Your task:
Check every line below for the string "Hello", and copy the lines that contain it.
------ Stored rows ------
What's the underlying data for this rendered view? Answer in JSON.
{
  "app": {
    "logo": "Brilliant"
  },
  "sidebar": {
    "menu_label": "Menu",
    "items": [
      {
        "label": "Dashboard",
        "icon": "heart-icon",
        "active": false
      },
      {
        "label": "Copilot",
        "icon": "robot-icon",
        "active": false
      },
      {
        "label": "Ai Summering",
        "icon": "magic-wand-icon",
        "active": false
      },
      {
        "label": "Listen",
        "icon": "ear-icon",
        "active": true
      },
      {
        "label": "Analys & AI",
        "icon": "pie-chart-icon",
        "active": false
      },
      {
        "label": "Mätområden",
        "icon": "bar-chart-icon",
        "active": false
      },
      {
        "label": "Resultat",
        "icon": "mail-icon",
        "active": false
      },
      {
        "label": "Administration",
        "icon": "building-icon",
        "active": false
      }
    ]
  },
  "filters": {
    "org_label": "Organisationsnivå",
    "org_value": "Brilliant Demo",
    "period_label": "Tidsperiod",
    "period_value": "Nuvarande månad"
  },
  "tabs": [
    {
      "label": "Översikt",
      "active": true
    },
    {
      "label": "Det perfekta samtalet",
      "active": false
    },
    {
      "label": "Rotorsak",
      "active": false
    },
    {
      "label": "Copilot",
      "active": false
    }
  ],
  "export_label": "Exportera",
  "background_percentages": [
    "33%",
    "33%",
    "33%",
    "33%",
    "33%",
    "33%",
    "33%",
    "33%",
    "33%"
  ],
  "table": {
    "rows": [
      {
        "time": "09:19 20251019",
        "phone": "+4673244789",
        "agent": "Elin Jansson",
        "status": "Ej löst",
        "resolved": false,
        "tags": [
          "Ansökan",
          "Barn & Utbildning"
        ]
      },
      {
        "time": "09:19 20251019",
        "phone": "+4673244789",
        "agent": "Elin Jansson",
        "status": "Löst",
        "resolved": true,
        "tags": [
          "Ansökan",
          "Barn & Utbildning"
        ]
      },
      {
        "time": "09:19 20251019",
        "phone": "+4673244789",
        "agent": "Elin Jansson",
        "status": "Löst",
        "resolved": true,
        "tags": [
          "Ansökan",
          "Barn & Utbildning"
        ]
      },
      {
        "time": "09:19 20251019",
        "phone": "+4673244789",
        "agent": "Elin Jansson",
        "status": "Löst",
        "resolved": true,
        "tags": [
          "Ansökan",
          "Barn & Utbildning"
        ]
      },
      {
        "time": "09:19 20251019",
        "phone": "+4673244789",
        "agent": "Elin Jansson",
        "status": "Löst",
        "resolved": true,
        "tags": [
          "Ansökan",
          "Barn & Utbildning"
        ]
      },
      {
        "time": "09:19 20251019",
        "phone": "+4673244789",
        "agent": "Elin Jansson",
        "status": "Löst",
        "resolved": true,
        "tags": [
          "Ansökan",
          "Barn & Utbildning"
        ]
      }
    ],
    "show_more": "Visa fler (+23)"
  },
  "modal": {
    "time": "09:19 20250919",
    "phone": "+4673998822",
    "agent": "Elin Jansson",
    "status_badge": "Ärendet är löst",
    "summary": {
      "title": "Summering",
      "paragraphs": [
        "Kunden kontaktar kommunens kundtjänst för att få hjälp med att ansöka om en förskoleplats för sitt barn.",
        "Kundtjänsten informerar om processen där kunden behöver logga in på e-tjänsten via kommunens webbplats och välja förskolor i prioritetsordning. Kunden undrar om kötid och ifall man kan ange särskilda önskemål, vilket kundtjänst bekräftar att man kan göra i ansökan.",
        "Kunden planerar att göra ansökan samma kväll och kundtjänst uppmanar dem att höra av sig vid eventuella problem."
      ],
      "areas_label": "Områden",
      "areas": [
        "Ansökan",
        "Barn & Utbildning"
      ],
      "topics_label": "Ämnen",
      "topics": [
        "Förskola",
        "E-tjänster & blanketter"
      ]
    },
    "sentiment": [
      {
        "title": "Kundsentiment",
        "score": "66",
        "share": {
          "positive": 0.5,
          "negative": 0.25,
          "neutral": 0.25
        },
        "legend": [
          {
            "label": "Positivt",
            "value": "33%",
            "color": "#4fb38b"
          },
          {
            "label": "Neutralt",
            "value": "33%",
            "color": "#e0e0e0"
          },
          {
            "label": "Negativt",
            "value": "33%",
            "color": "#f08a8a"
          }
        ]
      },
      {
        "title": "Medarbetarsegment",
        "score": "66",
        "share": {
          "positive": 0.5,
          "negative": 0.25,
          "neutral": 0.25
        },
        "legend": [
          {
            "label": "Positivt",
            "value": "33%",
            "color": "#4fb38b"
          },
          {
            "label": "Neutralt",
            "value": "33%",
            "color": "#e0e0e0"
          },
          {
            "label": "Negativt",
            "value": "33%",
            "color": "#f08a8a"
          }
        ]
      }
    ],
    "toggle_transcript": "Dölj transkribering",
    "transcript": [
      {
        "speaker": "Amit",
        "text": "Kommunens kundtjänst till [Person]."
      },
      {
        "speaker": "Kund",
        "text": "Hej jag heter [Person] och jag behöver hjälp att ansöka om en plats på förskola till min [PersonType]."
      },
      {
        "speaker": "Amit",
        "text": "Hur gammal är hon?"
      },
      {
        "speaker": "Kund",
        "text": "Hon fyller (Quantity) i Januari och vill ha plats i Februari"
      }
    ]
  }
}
------
------ Stored rows ------
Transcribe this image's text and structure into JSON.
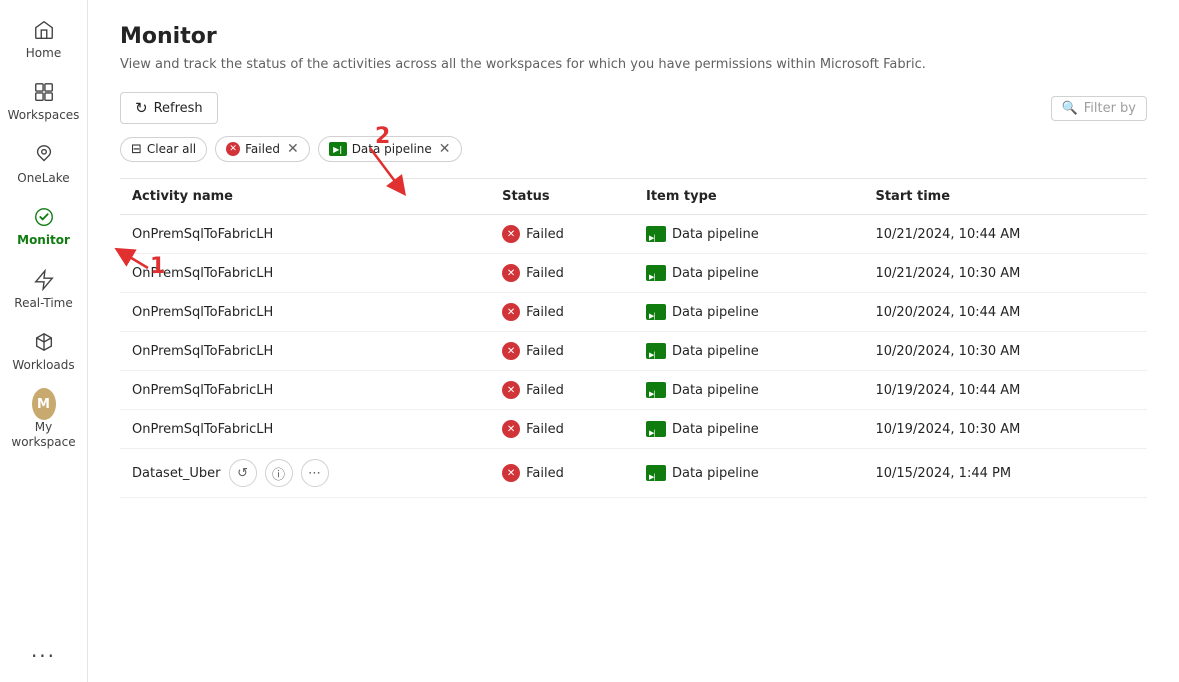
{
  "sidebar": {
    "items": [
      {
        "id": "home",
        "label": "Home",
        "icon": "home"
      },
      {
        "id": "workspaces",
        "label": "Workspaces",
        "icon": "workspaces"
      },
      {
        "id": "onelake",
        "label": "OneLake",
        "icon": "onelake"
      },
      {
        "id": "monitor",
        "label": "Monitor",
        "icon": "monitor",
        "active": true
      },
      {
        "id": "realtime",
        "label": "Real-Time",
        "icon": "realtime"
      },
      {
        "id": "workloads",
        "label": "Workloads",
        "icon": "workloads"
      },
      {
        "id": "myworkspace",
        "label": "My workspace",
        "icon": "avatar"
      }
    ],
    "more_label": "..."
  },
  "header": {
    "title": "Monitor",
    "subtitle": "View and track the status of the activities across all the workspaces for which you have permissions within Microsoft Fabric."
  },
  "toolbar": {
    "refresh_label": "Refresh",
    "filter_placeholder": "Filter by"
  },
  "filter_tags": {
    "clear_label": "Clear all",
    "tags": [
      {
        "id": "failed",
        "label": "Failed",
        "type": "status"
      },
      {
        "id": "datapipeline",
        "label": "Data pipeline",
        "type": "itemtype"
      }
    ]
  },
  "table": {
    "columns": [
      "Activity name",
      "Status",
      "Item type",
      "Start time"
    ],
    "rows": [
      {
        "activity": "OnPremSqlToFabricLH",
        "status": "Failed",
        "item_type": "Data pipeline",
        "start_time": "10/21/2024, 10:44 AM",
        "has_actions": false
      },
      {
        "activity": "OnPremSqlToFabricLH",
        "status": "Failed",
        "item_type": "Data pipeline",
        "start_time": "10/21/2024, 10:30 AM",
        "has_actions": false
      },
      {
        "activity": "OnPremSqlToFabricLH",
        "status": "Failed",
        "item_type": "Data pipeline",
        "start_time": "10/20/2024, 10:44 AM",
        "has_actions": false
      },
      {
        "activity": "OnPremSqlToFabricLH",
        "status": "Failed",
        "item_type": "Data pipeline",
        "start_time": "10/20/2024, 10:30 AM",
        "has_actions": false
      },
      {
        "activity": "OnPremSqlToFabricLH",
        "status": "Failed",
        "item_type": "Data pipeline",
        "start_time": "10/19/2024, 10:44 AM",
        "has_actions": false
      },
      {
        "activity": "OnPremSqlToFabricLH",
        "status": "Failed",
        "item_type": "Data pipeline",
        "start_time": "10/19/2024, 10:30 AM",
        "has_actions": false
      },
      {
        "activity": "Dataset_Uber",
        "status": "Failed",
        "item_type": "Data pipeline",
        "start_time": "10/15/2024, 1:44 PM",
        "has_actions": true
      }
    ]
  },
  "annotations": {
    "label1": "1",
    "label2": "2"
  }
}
------
------ Stored rows ------
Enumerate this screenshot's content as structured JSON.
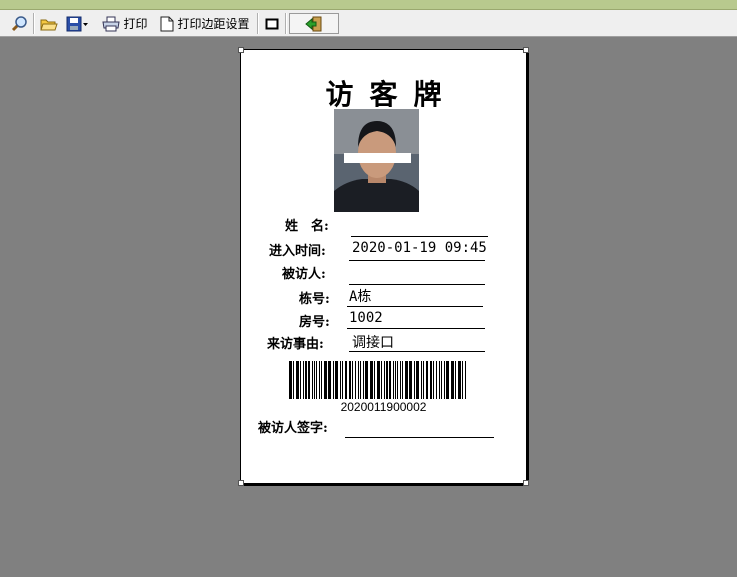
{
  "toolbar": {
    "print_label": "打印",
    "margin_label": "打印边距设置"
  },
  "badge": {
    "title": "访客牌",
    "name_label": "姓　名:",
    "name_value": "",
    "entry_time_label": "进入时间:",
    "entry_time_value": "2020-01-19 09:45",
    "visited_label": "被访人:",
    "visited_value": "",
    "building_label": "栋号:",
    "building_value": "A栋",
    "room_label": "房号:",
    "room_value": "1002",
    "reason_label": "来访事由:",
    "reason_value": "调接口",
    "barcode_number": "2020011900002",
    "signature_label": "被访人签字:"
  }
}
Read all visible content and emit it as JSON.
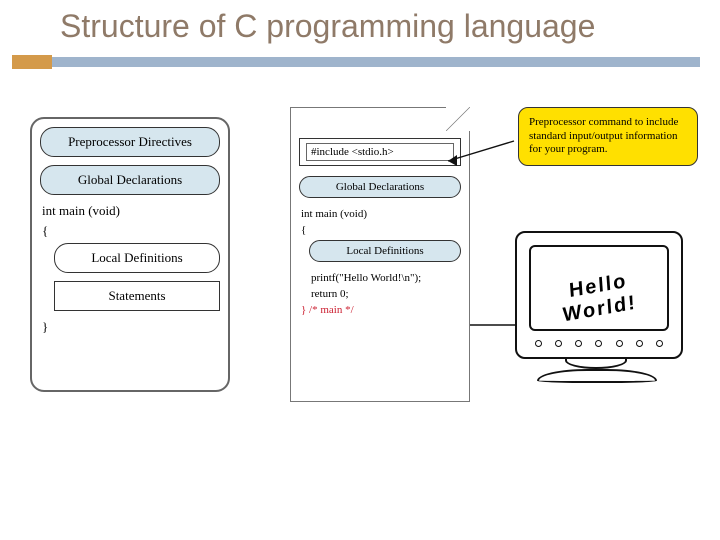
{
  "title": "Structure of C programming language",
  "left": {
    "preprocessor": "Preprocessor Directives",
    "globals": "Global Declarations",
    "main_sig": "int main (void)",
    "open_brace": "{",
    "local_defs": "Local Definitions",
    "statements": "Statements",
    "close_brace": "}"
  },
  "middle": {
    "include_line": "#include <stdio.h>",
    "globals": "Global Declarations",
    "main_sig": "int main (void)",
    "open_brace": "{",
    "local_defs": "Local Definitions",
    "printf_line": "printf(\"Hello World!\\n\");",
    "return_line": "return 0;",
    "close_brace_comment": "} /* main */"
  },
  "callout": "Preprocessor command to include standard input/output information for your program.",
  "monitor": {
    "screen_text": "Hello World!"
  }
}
------
Final answer:
    "printf_line": "printf(\"Hello World!\\n\");",
    "screen_text": "Hello World!"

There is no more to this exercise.